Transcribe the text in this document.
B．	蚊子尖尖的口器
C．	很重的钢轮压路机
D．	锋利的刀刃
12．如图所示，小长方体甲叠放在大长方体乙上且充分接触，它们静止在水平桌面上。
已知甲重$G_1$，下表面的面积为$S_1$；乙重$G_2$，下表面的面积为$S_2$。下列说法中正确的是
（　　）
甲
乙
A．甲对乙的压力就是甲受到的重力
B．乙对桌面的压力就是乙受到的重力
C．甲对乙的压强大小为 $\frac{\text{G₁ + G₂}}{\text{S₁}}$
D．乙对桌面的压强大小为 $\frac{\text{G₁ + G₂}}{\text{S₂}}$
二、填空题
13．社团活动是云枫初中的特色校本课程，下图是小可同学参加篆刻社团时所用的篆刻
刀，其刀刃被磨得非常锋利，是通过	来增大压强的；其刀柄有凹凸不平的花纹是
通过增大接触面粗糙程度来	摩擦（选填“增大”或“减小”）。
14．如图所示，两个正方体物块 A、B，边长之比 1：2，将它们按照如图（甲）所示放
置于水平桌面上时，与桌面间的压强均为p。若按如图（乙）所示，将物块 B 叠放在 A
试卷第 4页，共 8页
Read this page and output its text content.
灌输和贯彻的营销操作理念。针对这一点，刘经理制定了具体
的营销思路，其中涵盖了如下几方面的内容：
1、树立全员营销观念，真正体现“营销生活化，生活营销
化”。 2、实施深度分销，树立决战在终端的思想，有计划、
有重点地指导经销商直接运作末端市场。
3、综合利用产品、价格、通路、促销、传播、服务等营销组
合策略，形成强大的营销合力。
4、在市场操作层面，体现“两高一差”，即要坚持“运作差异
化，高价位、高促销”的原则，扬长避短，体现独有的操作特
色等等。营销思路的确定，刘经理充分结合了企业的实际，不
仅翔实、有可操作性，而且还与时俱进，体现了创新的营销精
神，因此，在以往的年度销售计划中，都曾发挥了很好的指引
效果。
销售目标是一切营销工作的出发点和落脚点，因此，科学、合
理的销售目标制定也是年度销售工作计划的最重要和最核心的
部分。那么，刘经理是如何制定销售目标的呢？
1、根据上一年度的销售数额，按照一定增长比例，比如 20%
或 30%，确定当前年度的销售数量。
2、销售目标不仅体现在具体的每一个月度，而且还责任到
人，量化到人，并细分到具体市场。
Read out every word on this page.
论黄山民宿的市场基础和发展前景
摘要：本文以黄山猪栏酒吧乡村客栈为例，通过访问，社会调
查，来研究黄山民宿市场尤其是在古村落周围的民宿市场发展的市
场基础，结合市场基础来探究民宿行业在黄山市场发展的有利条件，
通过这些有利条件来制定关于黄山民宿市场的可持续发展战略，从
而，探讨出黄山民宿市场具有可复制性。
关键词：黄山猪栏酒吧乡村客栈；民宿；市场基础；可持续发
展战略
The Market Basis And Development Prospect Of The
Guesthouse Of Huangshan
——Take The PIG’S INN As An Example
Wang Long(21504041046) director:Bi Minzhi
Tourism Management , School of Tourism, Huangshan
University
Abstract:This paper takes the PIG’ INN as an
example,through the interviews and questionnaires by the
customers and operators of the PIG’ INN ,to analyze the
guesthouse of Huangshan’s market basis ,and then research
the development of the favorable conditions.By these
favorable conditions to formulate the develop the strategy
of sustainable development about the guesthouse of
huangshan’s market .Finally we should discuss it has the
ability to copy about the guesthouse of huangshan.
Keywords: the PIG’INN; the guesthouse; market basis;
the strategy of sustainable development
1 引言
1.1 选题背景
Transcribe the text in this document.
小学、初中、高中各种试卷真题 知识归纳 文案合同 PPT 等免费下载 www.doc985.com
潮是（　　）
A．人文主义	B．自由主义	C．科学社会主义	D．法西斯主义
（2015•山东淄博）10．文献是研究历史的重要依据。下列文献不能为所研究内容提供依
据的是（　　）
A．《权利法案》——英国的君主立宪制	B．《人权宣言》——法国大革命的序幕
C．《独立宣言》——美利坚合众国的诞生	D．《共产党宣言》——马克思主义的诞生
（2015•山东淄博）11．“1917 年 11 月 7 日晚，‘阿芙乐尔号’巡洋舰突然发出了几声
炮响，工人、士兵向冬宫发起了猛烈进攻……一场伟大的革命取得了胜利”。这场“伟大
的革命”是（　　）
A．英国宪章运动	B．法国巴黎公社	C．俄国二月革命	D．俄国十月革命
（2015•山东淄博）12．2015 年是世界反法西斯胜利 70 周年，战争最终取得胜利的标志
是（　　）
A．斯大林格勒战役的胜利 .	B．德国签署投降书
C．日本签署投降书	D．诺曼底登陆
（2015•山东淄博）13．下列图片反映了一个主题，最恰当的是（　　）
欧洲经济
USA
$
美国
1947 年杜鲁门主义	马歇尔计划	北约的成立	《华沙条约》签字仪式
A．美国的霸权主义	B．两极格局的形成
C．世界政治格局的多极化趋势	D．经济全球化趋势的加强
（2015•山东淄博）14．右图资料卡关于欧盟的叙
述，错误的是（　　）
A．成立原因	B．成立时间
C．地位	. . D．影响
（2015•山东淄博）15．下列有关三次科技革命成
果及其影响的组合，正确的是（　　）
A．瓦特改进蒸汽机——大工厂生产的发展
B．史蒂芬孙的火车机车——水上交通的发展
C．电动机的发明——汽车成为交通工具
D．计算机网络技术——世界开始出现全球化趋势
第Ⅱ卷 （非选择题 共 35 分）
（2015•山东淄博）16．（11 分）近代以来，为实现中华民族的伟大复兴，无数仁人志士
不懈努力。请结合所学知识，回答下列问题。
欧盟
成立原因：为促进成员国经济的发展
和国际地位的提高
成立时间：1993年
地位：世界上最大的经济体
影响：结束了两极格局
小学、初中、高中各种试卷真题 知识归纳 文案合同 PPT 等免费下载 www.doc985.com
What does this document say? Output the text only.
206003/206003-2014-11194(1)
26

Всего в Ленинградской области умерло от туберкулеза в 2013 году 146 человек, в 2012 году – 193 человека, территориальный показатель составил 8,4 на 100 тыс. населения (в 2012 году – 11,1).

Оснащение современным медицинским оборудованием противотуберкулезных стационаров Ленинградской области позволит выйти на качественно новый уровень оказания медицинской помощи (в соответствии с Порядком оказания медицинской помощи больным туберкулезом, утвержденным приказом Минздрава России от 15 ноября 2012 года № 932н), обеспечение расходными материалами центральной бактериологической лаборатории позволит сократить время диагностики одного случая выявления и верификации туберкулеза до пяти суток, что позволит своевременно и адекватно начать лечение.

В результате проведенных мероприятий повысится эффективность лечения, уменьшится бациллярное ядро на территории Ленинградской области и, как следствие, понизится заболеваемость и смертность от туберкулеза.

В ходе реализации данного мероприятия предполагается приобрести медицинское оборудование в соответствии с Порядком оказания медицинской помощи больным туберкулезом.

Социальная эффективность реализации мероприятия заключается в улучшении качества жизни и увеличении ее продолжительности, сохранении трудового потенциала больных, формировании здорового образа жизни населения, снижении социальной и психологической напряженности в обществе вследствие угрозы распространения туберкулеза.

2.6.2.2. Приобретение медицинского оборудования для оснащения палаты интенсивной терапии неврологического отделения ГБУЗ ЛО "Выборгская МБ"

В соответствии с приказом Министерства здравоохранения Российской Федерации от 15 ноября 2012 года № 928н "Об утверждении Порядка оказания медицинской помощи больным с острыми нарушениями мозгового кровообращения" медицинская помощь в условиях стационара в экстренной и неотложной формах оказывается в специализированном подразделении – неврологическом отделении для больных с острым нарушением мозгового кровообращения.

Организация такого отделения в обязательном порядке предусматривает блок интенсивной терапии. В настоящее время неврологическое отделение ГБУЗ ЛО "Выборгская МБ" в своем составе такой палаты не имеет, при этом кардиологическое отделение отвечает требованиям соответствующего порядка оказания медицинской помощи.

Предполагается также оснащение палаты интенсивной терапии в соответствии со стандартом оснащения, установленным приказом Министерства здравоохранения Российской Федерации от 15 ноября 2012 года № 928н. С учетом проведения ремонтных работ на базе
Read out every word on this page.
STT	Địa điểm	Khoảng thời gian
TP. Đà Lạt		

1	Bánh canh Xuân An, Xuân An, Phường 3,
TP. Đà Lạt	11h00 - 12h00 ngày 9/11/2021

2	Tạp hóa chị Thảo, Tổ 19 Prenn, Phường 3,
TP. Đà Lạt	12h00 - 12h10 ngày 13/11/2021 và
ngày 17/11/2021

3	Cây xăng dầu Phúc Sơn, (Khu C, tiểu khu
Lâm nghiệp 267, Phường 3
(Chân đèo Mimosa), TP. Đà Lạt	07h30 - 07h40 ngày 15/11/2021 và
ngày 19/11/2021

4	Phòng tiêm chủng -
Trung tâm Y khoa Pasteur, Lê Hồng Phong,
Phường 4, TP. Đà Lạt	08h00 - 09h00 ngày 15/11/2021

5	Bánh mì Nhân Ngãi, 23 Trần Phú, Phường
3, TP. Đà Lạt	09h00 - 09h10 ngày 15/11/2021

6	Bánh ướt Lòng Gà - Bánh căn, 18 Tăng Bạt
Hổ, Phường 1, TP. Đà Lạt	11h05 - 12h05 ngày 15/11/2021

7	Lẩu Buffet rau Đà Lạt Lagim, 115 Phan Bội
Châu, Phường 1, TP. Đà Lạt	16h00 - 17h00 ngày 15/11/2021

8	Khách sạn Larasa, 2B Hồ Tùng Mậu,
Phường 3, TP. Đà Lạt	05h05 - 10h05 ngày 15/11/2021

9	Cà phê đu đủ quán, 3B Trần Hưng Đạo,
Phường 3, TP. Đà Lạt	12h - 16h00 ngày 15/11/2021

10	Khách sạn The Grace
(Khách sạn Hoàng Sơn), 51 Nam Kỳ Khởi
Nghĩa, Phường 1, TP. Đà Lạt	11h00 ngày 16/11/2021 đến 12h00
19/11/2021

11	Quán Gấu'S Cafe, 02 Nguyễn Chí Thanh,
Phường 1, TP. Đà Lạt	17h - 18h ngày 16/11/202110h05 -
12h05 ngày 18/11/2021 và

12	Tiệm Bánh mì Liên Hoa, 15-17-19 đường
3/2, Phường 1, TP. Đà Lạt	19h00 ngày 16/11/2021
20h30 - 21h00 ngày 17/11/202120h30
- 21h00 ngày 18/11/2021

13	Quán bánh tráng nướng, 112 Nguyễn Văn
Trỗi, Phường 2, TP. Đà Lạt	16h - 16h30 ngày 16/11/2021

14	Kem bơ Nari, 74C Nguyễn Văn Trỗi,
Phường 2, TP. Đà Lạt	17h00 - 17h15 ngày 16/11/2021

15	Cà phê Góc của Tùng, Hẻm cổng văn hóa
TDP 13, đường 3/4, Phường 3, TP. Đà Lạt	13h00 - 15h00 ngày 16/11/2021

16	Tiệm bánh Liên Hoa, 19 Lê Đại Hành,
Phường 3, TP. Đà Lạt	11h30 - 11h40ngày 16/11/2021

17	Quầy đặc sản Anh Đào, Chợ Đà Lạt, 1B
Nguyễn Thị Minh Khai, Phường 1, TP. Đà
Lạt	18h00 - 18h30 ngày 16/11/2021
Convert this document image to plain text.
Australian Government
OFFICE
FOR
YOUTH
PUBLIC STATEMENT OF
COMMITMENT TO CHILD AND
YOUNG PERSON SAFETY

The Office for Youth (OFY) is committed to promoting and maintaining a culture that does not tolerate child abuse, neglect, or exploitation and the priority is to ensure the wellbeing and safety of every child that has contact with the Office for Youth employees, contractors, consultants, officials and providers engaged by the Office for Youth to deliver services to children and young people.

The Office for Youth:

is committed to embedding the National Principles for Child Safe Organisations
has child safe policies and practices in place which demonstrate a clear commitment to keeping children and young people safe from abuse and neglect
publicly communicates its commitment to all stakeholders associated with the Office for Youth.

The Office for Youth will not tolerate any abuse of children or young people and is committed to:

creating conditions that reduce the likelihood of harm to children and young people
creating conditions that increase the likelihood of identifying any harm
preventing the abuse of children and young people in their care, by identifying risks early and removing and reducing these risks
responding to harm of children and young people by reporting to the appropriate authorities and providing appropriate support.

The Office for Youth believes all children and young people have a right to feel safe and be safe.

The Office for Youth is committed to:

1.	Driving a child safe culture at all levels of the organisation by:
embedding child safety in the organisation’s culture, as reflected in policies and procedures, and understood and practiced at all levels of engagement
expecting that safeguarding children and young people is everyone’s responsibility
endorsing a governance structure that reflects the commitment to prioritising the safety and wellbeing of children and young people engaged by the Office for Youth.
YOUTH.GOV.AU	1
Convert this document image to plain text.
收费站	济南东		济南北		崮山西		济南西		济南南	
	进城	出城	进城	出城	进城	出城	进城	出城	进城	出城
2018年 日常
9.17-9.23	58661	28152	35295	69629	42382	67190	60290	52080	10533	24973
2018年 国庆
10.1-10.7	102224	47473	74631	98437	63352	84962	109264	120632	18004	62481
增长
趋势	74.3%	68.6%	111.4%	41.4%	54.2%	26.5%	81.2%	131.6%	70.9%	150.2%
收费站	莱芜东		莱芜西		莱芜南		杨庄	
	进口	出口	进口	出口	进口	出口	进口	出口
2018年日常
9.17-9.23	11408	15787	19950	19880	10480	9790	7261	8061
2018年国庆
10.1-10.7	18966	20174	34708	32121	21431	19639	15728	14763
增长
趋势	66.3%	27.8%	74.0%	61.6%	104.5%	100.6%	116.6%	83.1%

══════

Exercise objective: What is the number of lines that contain "favorable"? Reply with that number alone.

Complete output: 2